Given request
Set down the material below word for word, excluding the pictures.

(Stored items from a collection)
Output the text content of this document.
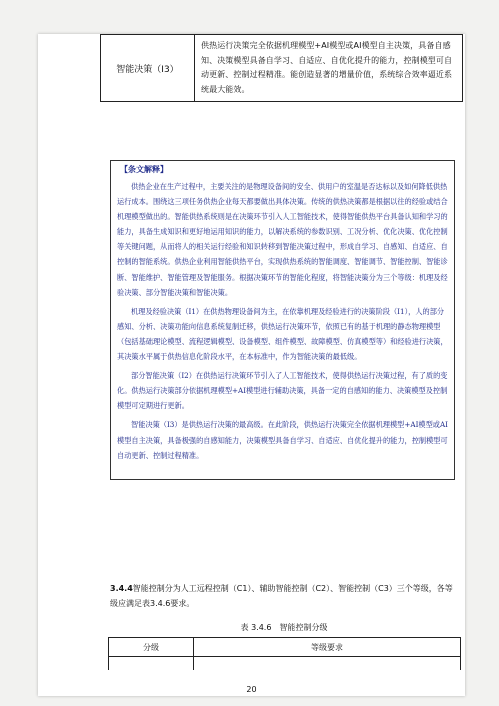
智能决策（I3）	供热运行决策完全依据机理模型+AI模型或AI模型自主决策，具备自感知、决策模型具备自学习、自适应、自优化提升的能力，控制模型可自动更新、控制过程精准。能创造显著的增量价值，系统综合效率逼近系统最大能效。
【条文解释】

供热企业在生产过程中，主要关注的是物理设备间的安全、供用户的室温是否达标以及如何降低供热运行成本。围绕这三项任务供热企业每天都要做出具体决策。传统的供热决策都是根据以往的经验或结合机理模型做出的。智能供热系统则是在决策环节引入人工智能技术，使得智能供热平台具备认知和学习的能力，具备生成知识和更好地运用知识的能力，以解决系统的参数识别、工况分析、优化决策、优化控制等关键问题，从而将人的相关运行经验和知识转移到智能决策过程中，形成自学习、自感知、自适应、自控制的智能系统。供热企业利用智能供热平台，实现供热系统的智能调度、智能调节、智能控制、智能诊断、智能维护、智能管理及智能服务。根据决策环节的智能化程度，将智能决策分为三个等级：机理及经验决策、部分智能决策和智能决策。

机理及经验决策（I1）在供热物理设备间为主，在依靠机理及经验进行的决策阶段（I1），人的部分感知、分析、决策功能向信息系统复制迁移，供热运行决策环节，依照已有的基于机理的静态物理模型（包括基础理论模型、流程逻辑模型、设备模型、组件模型、故障模型、仿真模型等）和经验进行决策，其决策水平属于供热信息化阶段水平，在本标准中，作为智能决策的最低级。

部分智能决策（I2）在供热运行决策环节引入了人工智能技术，使得供热运行决策过程，有了质的变化。供热运行决策部分依据机理模型+AI模型进行辅助决策，具备一定的自感知的能力、决策模型及控制模型可定期进行更新。

智能决策（I3）是供热运行决策的最高级。在此阶段，供热运行决策完全依据机理模型+AI模型或AI模型自主决策，具备极强的自感知能力，决策模型具备自学习、自适应、自优化提升的能力，控制模型可自动更新、控制过程精准。

3.4.4智能控制分为人工远程控制（C1）、辅助智能控制（C2）、智能控制（C3）三个等级，各等级应满足表3.4.6要求。
表 3.4.6　智能控制分级
分级	等级要求

20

The solution
Output the text content of this document.
智能决策（I3）	供热运行决策完全依据机理模型+AI模型或AI模型自主决策，具备自感知、决策模型具备自学习、自适应、自优化提升的能力，控制模型可自动更新、控制过程精准。能创造显著的增量价值，系统综合效率逼近系统最大能效。
【条文解释】

供热企业在生产过程中，主要关注的是物理设备间的安全、供用户的室温是否达标以及如何降低供热运行成本。围绕这三项任务供热企业每天都要做出具体决策。传统的供热决策都是根据以往的经验或结合机理模型做出的。智能供热系统则是在决策环节引入人工智能技术，使得智能供热平台具备认知和学习的能力，具备生成知识和更好地运用知识的能力，以解决系统的参数识别、工况分析、优化决策、优化控制等关键问题，从而将人的相关运行经验和知识转移到智能决策过程中，形成自学习、自感知、自适应、自控制的智能系统。供热企业利用智能供热平台，实现供热系统的智能调度、智能调节、智能控制、智能诊断、智能维护、智能管理及智能服务。根据决策环节的智能化程度，将智能决策分为三个等级：机理及经验决策、部分智能决策和智能决策。

机理及经验决策（I1）在供热物理设备间为主，在依靠机理及经验进行的决策阶段（I1），人的部分感知、分析、决策功能向信息系统复制迁移，供热运行决策环节，依照已有的基于机理的静态物理模型（包括基础理论模型、流程逻辑模型、设备模型、组件模型、故障模型、仿真模型等）和经验进行决策，其决策水平属于供热信息化阶段水平，在本标准中，作为智能决策的最低级。

部分智能决策（I2）在供热运行决策环节引入了人工智能技术，使得供热运行决策过程，有了质的变化。供热运行决策部分依据机理模型+AI模型进行辅助决策，具备一定的自感知的能力、决策模型及控制模型可定期进行更新。

智能决策（I3）是供热运行决策的最高级。在此阶段，供热运行决策完全依据机理模型+AI模型或AI模型自主决策，具备极强的自感知能力，决策模型具备自学习、自适应、自优化提升的能力，控制模型可自动更新、控制过程精准。

3.4.4智能控制分为人工远程控制（C1）、辅助智能控制（C2）、智能控制（C3）三个等级，各等级应满足表3.4.6要求。
表 3.4.6　智能控制分级
分级	等级要求

20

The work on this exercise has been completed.